> _DIRECTION_:
Convert every line of the material below into a JSON list of strings, one string per line, with blank lines omitted. Leave the pictures out of your answer.

> _SUPPLIED RECORDS_:
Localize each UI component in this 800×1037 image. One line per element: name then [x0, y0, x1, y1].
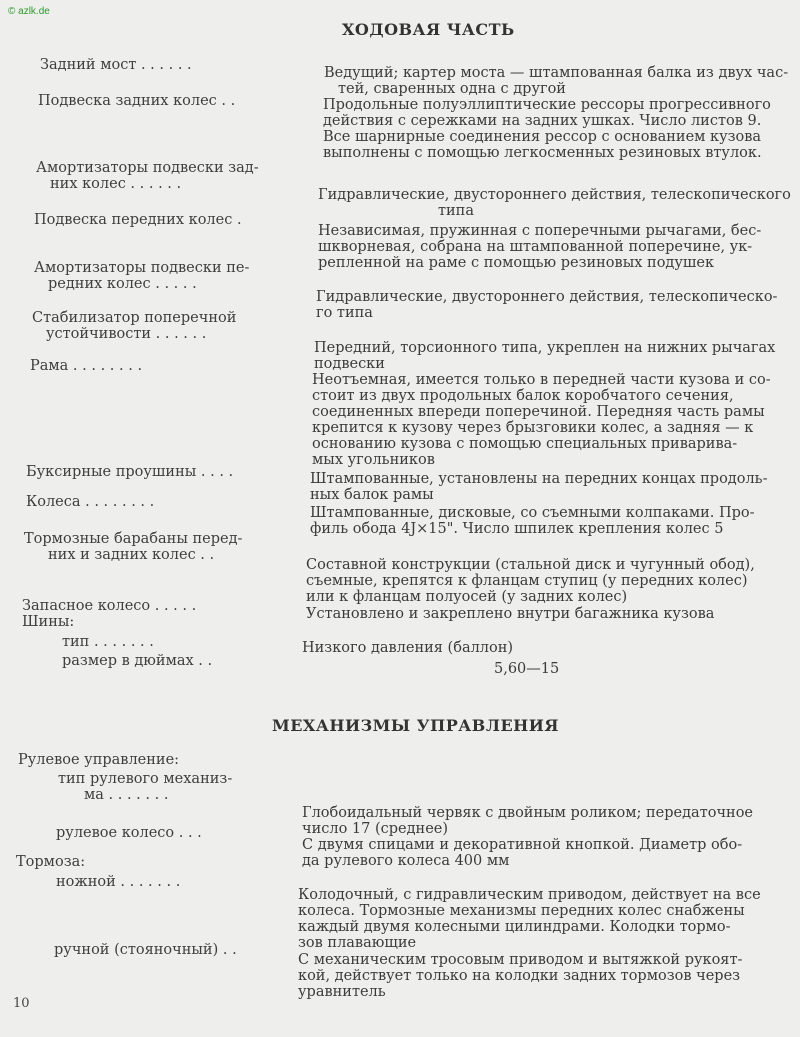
text-line: Тормозные барабаны перед-	[24, 531, 243, 547]
spec-definition	[324, 65, 788, 97]
spec-definition	[298, 887, 761, 951]
text-line: го типа	[316, 305, 373, 321]
spec-definition	[310, 471, 767, 503]
spec-term	[16, 854, 85, 870]
text-line: Гидравлические, двустороннего действия, телескопического	[318, 187, 791, 203]
spec-definition	[298, 952, 742, 1000]
text-line: каждый двумя колесными цилиндрами. Колодки тормо-	[298, 919, 731, 935]
text-line: Неотъемная, имеется только в передней части кузова и со-	[312, 372, 771, 388]
text-line: тей, сваренных одна с другой	[338, 81, 566, 97]
text-line: филь обода 4J×15". Число шпилек крепления колес 5	[310, 521, 724, 537]
text-line: С механическим тросовым приводом и вытяжкой рукоят-	[298, 952, 743, 968]
spec-term	[62, 634, 154, 650]
text-line: размер в дюймах . .	[62, 653, 213, 669]
text-line: редних колес . . . . .	[48, 276, 197, 292]
spec-definition	[310, 505, 755, 537]
spec-term	[36, 160, 259, 192]
text-line: основанию кузова с помощью специальных приварива-	[312, 436, 738, 452]
text-line: Подвеска передних колес .	[34, 212, 242, 228]
text-line: да рулевого колеса 400 мм	[302, 853, 510, 869]
spec-term	[22, 598, 196, 614]
text-line: Буксирные проушины . . . .	[26, 464, 234, 480]
text-line: Независимая, пружинная с поперечными рычагами, бес-	[318, 223, 762, 239]
text-line: стоит из двух продольных балок коробчатого сечения,	[312, 388, 734, 404]
text-line: Составной конструкции (стальной диск и чугунный обод),	[306, 557, 755, 573]
text-line: число 17 (среднее)	[302, 821, 449, 837]
spec-term	[30, 358, 142, 374]
text-line: Установлено и закреплено внутри багажника кузова	[306, 606, 715, 622]
text-line: 5,60—15	[494, 661, 560, 677]
text-line: тип рулевого механиз-	[58, 771, 233, 787]
spec-term	[58, 771, 232, 803]
text-line: них и задних колес . .	[48, 547, 215, 563]
spec-term	[22, 614, 74, 630]
spec-term	[56, 825, 202, 841]
text-line: Передний, торсионного типа, укреплен на нижних рычагах	[314, 340, 776, 356]
text-line: ма . . . . . . .	[84, 787, 169, 803]
spec-definition	[302, 837, 742, 869]
watermark: © azlk.de	[8, 6, 50, 17]
text-line: типа	[438, 203, 474, 219]
text-line: Ведущий; картер моста — штампованная балка из двух час-	[324, 65, 789, 81]
spec-term	[24, 531, 242, 563]
text-line: Штампованные, дисковые, со съемными колпаками. Про-	[310, 505, 755, 521]
text-line: рулевое колесо . . .	[56, 825, 202, 841]
spec-definition	[494, 661, 559, 677]
text-line: кой, действует только на колодки задних тормозов через	[298, 968, 741, 984]
text-line: Амортизаторы подвески пе-	[34, 260, 250, 276]
text-line: Тормоза:	[16, 854, 86, 870]
spec-definition	[312, 372, 771, 468]
text-line: Продольные полуэллиптические рессоры прогрессивного	[323, 97, 771, 113]
spec-term	[62, 653, 212, 669]
text-line: тип . . . . . . .	[62, 634, 154, 650]
text-line: Штампованные, установлены на передних концах продоль-	[310, 471, 768, 487]
text-line: Амортизаторы подвески зад-	[36, 160, 259, 176]
text-line: Колодочный, с гидравлическим приводом, действует на все	[298, 887, 761, 903]
text-line: устойчивости . . . . . .	[46, 326, 207, 342]
text-line: мых угольников	[312, 452, 435, 468]
text-line: съемные, крепятся к фланцам ступиц (у передних колес)	[306, 573, 748, 589]
page-number: 10	[13, 996, 30, 1011]
section-title-running-gear: ХОДОВАЯ ЧАСТЬ	[342, 20, 515, 39]
text-line: Стабилизатор поперечной	[32, 310, 237, 326]
spec-definition	[302, 640, 513, 656]
spec-definition	[302, 805, 753, 837]
spec-term	[32, 310, 236, 342]
text-line: Подвеска задних колес . .	[38, 93, 236, 109]
text-line: или к фланцам полуосей (у задних колес)	[306, 589, 628, 605]
text-line: подвески	[314, 356, 385, 372]
text-line: них колес . . . . . .	[50, 176, 182, 192]
spec-term	[18, 752, 179, 768]
text-line: шкворневая, собрана на штампованной поперечине, ук-	[318, 239, 753, 255]
text-line: репленной на раме с помощью резиновых подушек	[318, 255, 715, 271]
text-line: С двумя спицами и декоративной кнопкой. Диаметр обо-	[302, 837, 743, 853]
text-line: Гидравлические, двустороннего действия, телескопическо-	[316, 289, 778, 305]
text-line: выполнены с помощью легкосменных резиновых втулок.	[323, 145, 762, 161]
text-line: ручной (стояночный) . .	[54, 942, 237, 958]
spec-term	[26, 494, 154, 510]
spec-definition	[318, 223, 761, 271]
text-line: соединенных впереди поперечиной. Передняя часть рамы	[312, 404, 765, 420]
spec-definition	[306, 557, 755, 605]
text-line: действия с сережками на задних ушках. Число листов 9.	[323, 113, 762, 129]
spec-definition	[314, 340, 775, 372]
spec-definition	[323, 97, 771, 161]
spec-definition	[306, 606, 714, 622]
text-line: Низкого давления (баллон)	[302, 640, 514, 656]
spec-definition	[316, 289, 777, 321]
spec-term	[40, 57, 192, 73]
text-line: крепится к кузову через брызговики колес, а задняя — к	[312, 420, 754, 436]
text-line: Рама . . . . . . . .	[30, 358, 143, 374]
text-line: Глобоидальный червяк с двойным роликом; передаточное	[302, 805, 754, 821]
spec-term	[54, 942, 237, 958]
text-line: Все шарнирные соединения рессор с основанием кузова	[323, 129, 762, 145]
text-line: Рулевое управление:	[18, 752, 180, 768]
text-line: Задний мост . . . . . .	[40, 57, 192, 73]
text-line: ножной . . . . . . .	[56, 874, 181, 890]
text-line: Запасное колесо . . . . .	[22, 598, 197, 614]
text-line: зов плавающие	[298, 935, 417, 951]
spec-definition	[318, 187, 791, 219]
text-line: уравнитель	[298, 984, 386, 1000]
spec-term	[56, 874, 180, 890]
spec-term	[34, 212, 242, 228]
text-line: Шины:	[22, 614, 75, 630]
text-line: Колеса . . . . . . . .	[26, 494, 155, 510]
spec-term	[34, 260, 249, 292]
text-line: колеса. Тормозные механизмы передних колес снабжены	[298, 903, 745, 919]
spec-term	[26, 464, 233, 480]
text-line: ных балок рамы	[310, 487, 434, 503]
section-title-controls: МЕХАНИЗМЫ УПРАВЛЕНИЯ	[272, 716, 559, 735]
spec-term	[38, 93, 235, 109]
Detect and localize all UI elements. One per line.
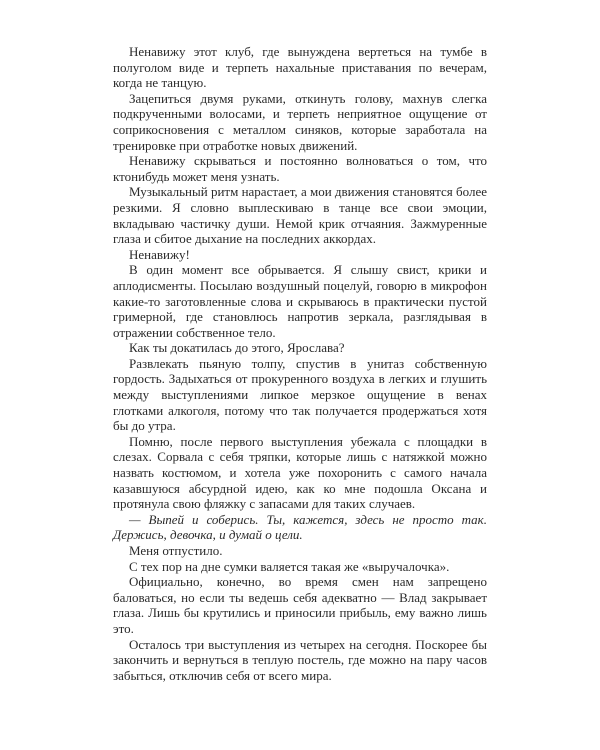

> _RIGHT ANSWER_:
[
  "Localize each UI component in this 800×1037 image. One line per element: name then [x0, y0, x1, y1].",
  "text-line: Тормозные барабаны перед-\t[24, 531, 243, 547]",
  "spec-definition\t[324, 65, 788, 97]",
  "spec-definition\t[298, 887, 761, 951]",
  "text-line: го типа\t[316, 305, 373, 321]",
  "spec-definition\t[310, 471, 767, 503]",
  "spec-term\t[16, 854, 85, 870]",
  "text-line: Гидравлические, двустороннего действия, телескопического\t[318, 187, 791, 203]",
  "spec-definition\t[298, 952, 742, 1000]",
  "text-line: каждый двумя колесными цилиндрами. Колодки тормо-\t[298, 919, 731, 935]",
  "text-line: Неотъемная, имеется только в передней части кузова и со-\t[312, 372, 771, 388]",
  "text-line: тей, сваренных одна с другой\t[338, 81, 566, 97]",
  "text-line: филь обода 4J×15\". Число шпилек крепления колес 5\t[310, 521, 724, 537]",
  "text-line: С механическим тросовым приводом и вытяжкой рукоят-\t[298, 952, 743, 968]",
  "spec-term\t[62, 634, 154, 650]",
  "text-line: размер в дюймах . .\t[62, 653, 213, 669]",
  "text-line: редних колес . . . . .\t[48, 276, 197, 292]",
  "spec-definition\t[310, 505, 755, 537]",
  "spec-term\t[36, 160, 259, 192]",
  "text-line: основанию кузова с помощью специальных приварива-\t[312, 436, 738, 452]",
  "text-line: Подвеска передних колес .\t[34, 212, 242, 228]",
  "text-line: да рулевого колеса 400 мм\t[302, 853, 510, 869]",
  "spec-term\t[22, 598, 196, 614]",
  "text-line: Буксирные проушины . . . .\t[26, 464, 234, 480]",
  "text-line: Независимая, пружинная с поперечными рычагами, бес-\t[318, 223, 762, 239]",
  "text-line: стоит из двух продольных балок коробчатого сечения,\t[312, 388, 734, 404]",
  "text-line: Составной конструкции (стальной диск и чугунный обод),\t[306, 557, 755, 573]",
  "text-line: число 17 (среднее)\t[302, 821, 449, 837]",
  "spec-term\t[30, 358, 142, 374]",
  "text-line: Установлено и закреплено внутри багажника кузова\t[306, 606, 715, 622]",
  "text-line: 5,60—15\t[494, 661, 560, 677]",
  "text-line: тип рулевого механиз-\t[58, 771, 233, 787]",
  "spec-term\t[58, 771, 232, 803]",
  "text-line: них и задних колес . .\t[48, 547, 215, 563]",
  "spec-term\t[22, 614, 74, 630]",
  "spec-term\t[56, 825, 202, 841]",
  "text-line: Передний, торсионного типа, укреплен на нижних рычагах\t[314, 340, 776, 356]",
  "text-line: ма . . . . . . .\t[84, 787, 169, 803]",
  "spec-definition\t[302, 837, 742, 869]",
  "watermark: © azlk.de\t[8, 6, 50, 17]",
  "text-line: типа\t[438, 203, 474, 219]",
  "text-line: Ведущий; картер моста — штампованная балка из двух час-\t[324, 65, 789, 81]",
  "spec-term\t[24, 531, 242, 563]",
  "text-line: Штампованные, дисковые, со съемными колпаками. Про-\t[310, 505, 755, 521]",
  "text-line: рулевое колесо . . .\t[56, 825, 202, 841]",
  "spec-definition\t[494, 661, 559, 677]",
  "text-line: кой, действует только на колодки задних тормозов через\t[298, 968, 741, 984]",
  "text-line: Амортизаторы подвески пе-\t[34, 260, 250, 276]",
  "text-line: Тормоза:\t[16, 854, 86, 870]",
  "spec-definition\t[312, 372, 771, 468]",
  "text-line: Продольные полуэллиптические рессоры прогрессивного\t[323, 97, 771, 113]",
  "spec-term\t[62, 653, 212, 669]",
  "text-line: тип . . . . . . .\t[62, 634, 154, 650]",
  "text-line: Штампованные, установлены на передних концах продоль-\t[310, 471, 768, 487]",
  "text-line: Амортизаторы подвески зад-\t[36, 160, 259, 176]",
  "text-line: Колодочный, с гидравлическим приводом, действует на все\t[298, 887, 761, 903]",
  "text-line: устойчивости . . . . . .\t[46, 326, 207, 342]",
  "text-line: мых угольников\t[312, 452, 435, 468]",
  "text-line: съемные, крепятся к фланцам ступиц (у передних колес)\t[306, 573, 748, 589]",
  "page-number: 10\t[13, 996, 30, 1011]",
  "section-title-running-gear: ХОДОВАЯ ЧАСТЬ\t[342, 20, 515, 39]",
  "text-line: Стабилизатор поперечной\t[32, 310, 237, 326]",
  "spec-definition\t[302, 640, 513, 656]",
  "spec-definition\t[302, 805, 753, 837]",
  "spec-term\t[32, 310, 236, 342]",
  "text-line: Подвеска задних колес . .\t[38, 93, 236, 109]",
  "text-line: или к фланцам полуосей (у задних колес)\t[306, 589, 628, 605]",
  "text-line: подвески\t[314, 356, 385, 372]",
  "text-line: них колес . . . . . .\t[50, 176, 182, 192]",
  "spec-term\t[18, 752, 179, 768]",
  "text-line: шкворневая, собрана на штампованной поперечине, ук-\t[318, 239, 753, 255]",
  "text-line: репленной на раме с помощью резиновых подушек\t[318, 255, 715, 271]",
  "text-line: С двумя спицами и декоративной кнопкой. Диаметр обо-\t[302, 837, 743, 853]",
  "text-line: Гидравлические, двустороннего действия, телескопическо-\t[316, 289, 778, 305]",
  "text-line: выполнены с помощью легкосменных резиновых втулок.\t[323, 145, 762, 161]",
  "text-line: ручной (стояночный) . .\t[54, 942, 237, 958]",
  "spec-term\t[26, 494, 154, 510]",
  "spec-definition\t[318, 223, 761, 271]",
  "text-line: соединенных впереди поперечиной. Передняя часть рамы\t[312, 404, 765, 420]",
  "spec-definition\t[306, 557, 755, 605]",
  "text-line: действия с сережками на задних ушках. Число листов 9.\t[323, 113, 762, 129]",
  "spec-definition\t[314, 340, 775, 372]",
  "spec-definition\t[323, 97, 771, 161]",
  "spec-definition\t[306, 606, 714, 622]",
  "text-line: Низкого давления (баллон)\t[302, 640, 514, 656]",
  "spec-definition\t[316, 289, 777, 321]",
  "spec-term\t[40, 57, 192, 73]",
  "text-line: крепится к кузову через брызговики колес, а задняя — к\t[312, 420, 754, 436]",
  "text-line: Рама . . . . . . . .\t[30, 358, 143, 374]",
  "text-line: Глобоидальный червяк с двойным роликом; передаточное\t[302, 805, 754, 821]",
  "spec-term\t[54, 942, 237, 958]",
  "text-line: Все шарнирные соединения рессор с основанием кузова\t[323, 129, 762, 145]",
  "text-line: Рулевое управление:\t[18, 752, 180, 768]",
  "text-line: Задний мост . . . . . .\t[40, 57, 192, 73]",
  "text-line: ножной . . . . . . .\t[56, 874, 181, 890]",
  "text-line: Запасное колесо . . . . .\t[22, 598, 197, 614]",
  "text-line: зов плавающие\t[298, 935, 417, 951]",
  "spec-definition\t[318, 187, 791, 219]",
  "text-line: уравнитель\t[298, 984, 386, 1000]",
  "spec-term\t[56, 874, 180, 890]",
  "spec-term\t[34, 212, 242, 228]",
  "text-line: Шины:\t[22, 614, 75, 630]",
  "text-line: Колеса . . . . . . . .\t[26, 494, 155, 510]",
  "spec-term\t[34, 260, 249, 292]",
  "text-line: колеса. Тормозные механизмы передних колес снабжены\t[298, 903, 745, 919]",
  "spec-term\t[26, 464, 233, 480]",
  "text-line: ных балок рамы\t[310, 487, 434, 503]",
  "section-title-controls: МЕХАНИЗМЫ УПРАВЛЕНИЯ\t[272, 716, 559, 735]",
  "spec-term\t[38, 93, 235, 109]",
  "Detect and localize all UI elements. One per line."
]